▶ [Jobs]
1/ List every named place that appears in the piece about Paula the labrador.
2/ Please write the next part of the piece about Paula the labrador, starting right after its final sentence.

--- Start of Document text ---

Foals

‘Mr. Morrissey, did you like your stay here?’

Paula scratches her head, then looks out over the glistening surface of the frog pond for a very long time. Her gaze is slightly melancholic, her posture relaxed. A few months ago, she was on giant billboards all over London and New York, she is often surrounded by stars, and an Instagram photo of her just got thousands of likes; but she is clearly very grounded and doesn’t give a flying fuck about fame. All she cares about is food, especially roasted chicken, one of the local chef’s specialties – although Morrissey himself tried to make her go vegan. She was actually also the cover girl for his last album, hence her global presence. Oh, and she ate Shakira’s sandals. Oops.

Paula is a brown labrador, a trend dog of the late 90s, but while her fellow labradors would excitedly mince around their quilted vest family, she mainly lies in the sun, looks at balls pretending she doesn’t know what you do with them and takes morning walks around her huge territory: the grounds of La Fabrique, a recording studio in St. Remy de Provence.

--- End of Document text ---
--- Start of Source excerpt ---

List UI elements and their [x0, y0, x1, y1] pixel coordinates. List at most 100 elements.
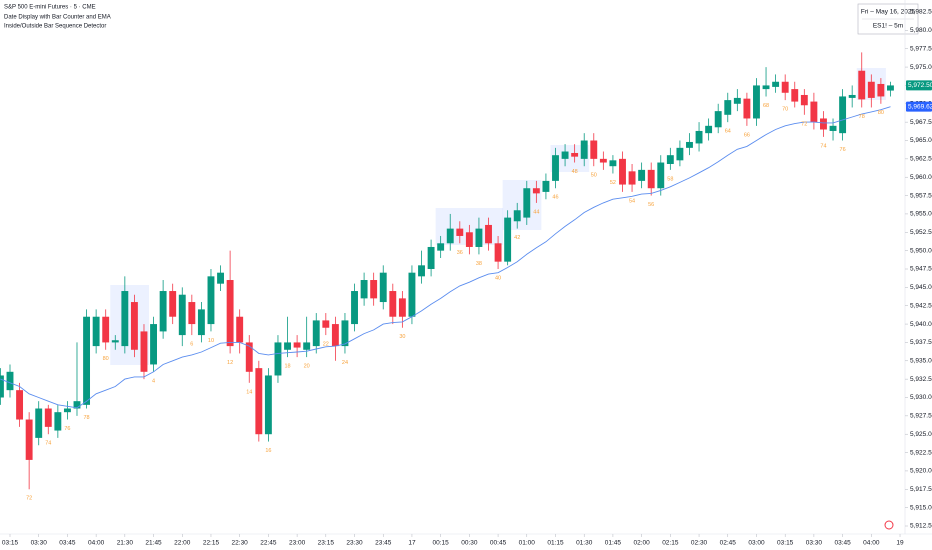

--- End of Source excerpt ---

▶ [The replies]
1/ London, New York, La Fabrique, St. Remy de Provence

2/
Meadows, a pool, an overgrown ruined little house (where she had that special moment with Morrissey that would later become the cover of his album), more meadows with a donkey and a pony (sometimes artists recording here have to help catching the cheeky duo, they always want to get away), paths through bamboo groves, rusty antique motorbikes – here, the common interview question about the influence of the environment on the recording experience really makes sense for once. For the building with the picturesque grey-green shutters is not only home to the studio and 12 bedrooms, but also to 200.000 records: the world’s biggest collection of classical music on vinyl, built by the legendary music and film critic Armand Panigel, who lived here until the 90s. As if that wasn’t enough, the three-storey attic is full of giant film rolls from the early days of cinema, some of them not even catalogued– if you were a nerdy kid, its dusty shelves and weird objects are like your childhood dreams come true.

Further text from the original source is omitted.